Raw data -
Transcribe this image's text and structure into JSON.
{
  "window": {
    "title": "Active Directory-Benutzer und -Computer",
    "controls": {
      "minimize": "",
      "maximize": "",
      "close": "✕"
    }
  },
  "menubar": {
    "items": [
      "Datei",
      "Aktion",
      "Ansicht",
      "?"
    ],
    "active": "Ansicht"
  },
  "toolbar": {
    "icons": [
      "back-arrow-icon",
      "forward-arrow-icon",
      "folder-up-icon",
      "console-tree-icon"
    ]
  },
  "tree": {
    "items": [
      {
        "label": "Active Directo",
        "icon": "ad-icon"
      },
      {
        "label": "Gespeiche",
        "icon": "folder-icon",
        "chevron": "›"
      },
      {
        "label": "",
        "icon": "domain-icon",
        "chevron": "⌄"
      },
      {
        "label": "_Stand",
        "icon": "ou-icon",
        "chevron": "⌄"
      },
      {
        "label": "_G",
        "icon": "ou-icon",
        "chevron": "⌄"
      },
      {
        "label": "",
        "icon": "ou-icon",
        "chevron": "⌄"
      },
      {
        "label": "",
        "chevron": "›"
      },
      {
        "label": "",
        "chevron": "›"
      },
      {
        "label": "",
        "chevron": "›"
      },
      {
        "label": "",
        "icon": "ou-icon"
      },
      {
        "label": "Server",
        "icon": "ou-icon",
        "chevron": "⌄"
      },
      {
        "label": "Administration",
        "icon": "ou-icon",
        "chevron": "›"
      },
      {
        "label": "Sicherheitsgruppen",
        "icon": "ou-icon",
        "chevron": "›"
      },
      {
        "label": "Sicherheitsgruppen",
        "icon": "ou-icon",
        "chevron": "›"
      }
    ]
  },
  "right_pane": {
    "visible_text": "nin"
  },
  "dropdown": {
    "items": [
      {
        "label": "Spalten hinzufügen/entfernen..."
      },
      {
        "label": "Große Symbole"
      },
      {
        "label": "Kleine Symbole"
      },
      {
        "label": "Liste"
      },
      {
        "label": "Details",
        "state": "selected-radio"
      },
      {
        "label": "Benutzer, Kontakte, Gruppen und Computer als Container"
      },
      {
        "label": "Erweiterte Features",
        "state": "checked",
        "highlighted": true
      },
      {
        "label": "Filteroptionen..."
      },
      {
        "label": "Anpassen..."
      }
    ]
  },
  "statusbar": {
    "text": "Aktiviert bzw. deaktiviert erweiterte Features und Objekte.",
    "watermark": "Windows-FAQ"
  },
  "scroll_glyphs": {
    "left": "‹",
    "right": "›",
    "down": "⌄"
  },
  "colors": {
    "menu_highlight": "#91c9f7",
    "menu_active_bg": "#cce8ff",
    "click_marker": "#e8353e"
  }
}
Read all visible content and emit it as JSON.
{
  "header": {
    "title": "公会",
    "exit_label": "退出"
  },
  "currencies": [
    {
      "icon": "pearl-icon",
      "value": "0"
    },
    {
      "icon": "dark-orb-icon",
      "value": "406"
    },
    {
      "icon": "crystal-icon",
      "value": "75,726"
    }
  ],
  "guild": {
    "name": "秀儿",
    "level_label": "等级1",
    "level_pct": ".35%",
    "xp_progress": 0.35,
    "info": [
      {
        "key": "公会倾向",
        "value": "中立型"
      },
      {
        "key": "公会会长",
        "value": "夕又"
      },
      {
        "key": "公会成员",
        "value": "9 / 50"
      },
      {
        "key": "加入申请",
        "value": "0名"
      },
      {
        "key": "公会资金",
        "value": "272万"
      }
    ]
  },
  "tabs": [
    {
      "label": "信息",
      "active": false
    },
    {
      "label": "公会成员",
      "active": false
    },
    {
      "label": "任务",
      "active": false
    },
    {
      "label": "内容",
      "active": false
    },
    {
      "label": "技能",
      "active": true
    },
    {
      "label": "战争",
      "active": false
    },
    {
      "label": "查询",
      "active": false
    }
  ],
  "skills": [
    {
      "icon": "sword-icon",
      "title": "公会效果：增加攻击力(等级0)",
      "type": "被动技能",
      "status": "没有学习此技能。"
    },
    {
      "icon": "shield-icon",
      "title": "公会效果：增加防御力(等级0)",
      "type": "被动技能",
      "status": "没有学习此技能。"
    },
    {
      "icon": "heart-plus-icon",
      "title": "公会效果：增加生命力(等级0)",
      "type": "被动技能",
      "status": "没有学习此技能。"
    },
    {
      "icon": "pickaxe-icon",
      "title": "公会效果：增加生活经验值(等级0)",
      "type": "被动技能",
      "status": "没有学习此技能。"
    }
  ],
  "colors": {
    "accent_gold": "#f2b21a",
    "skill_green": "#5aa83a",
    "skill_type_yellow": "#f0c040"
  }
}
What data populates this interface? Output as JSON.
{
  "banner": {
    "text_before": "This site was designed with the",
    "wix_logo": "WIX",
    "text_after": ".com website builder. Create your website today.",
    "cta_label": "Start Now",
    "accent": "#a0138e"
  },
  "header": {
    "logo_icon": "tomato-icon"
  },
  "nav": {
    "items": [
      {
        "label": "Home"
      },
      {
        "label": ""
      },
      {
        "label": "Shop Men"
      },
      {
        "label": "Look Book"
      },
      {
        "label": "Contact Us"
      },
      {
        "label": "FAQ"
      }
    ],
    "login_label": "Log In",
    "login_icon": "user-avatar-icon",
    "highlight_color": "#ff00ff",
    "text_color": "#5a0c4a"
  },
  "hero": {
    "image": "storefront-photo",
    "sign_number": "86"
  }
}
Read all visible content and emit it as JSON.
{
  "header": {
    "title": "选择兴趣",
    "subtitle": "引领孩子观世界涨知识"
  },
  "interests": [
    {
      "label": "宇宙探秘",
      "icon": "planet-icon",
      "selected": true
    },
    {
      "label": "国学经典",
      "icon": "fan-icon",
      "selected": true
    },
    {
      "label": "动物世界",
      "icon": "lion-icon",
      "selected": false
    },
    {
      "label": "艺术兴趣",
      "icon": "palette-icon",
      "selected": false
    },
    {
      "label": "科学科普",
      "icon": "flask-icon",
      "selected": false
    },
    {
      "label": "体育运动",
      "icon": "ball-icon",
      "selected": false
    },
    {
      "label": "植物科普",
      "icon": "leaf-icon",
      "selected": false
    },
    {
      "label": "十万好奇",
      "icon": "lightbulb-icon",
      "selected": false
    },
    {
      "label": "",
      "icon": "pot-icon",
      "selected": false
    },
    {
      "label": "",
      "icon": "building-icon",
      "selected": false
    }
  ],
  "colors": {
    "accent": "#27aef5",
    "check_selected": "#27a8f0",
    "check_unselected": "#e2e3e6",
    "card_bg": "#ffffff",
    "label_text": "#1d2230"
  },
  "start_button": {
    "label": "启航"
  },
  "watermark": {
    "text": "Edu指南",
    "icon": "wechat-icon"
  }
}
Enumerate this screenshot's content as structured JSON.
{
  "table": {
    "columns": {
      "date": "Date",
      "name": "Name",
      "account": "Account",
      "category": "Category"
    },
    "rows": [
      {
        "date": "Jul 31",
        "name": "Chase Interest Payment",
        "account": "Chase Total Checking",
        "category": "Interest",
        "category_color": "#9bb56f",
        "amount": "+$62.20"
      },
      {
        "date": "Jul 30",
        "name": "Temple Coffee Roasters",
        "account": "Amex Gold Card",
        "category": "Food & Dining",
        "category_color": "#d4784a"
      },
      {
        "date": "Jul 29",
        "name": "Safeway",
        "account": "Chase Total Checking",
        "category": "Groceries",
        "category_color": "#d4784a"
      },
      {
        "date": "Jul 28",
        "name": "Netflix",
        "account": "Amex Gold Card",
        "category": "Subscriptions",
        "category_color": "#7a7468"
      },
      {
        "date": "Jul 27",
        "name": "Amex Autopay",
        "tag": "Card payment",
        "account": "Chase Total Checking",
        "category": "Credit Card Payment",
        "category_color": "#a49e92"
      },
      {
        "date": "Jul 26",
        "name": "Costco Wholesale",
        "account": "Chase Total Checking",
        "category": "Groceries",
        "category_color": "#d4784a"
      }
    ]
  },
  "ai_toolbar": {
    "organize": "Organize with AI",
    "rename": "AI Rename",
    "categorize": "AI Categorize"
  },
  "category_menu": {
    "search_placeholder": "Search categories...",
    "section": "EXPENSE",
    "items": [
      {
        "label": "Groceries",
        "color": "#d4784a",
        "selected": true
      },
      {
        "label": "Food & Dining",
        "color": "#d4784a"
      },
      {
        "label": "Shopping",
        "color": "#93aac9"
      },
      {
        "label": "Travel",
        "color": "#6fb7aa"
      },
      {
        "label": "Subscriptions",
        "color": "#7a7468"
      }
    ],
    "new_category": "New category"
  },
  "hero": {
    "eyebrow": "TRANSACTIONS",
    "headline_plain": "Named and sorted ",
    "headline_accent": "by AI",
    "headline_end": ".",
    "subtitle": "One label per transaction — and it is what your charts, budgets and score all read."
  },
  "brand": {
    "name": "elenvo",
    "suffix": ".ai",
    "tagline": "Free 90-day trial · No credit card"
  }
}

Exercise - Using the material above, copy every line in which the string "your" occurs.

Solution -
    "text_after": ".com website builder. Create your website today.",
    "subtitle": "One label per transaction — and it is what your charts, budgets and score all read."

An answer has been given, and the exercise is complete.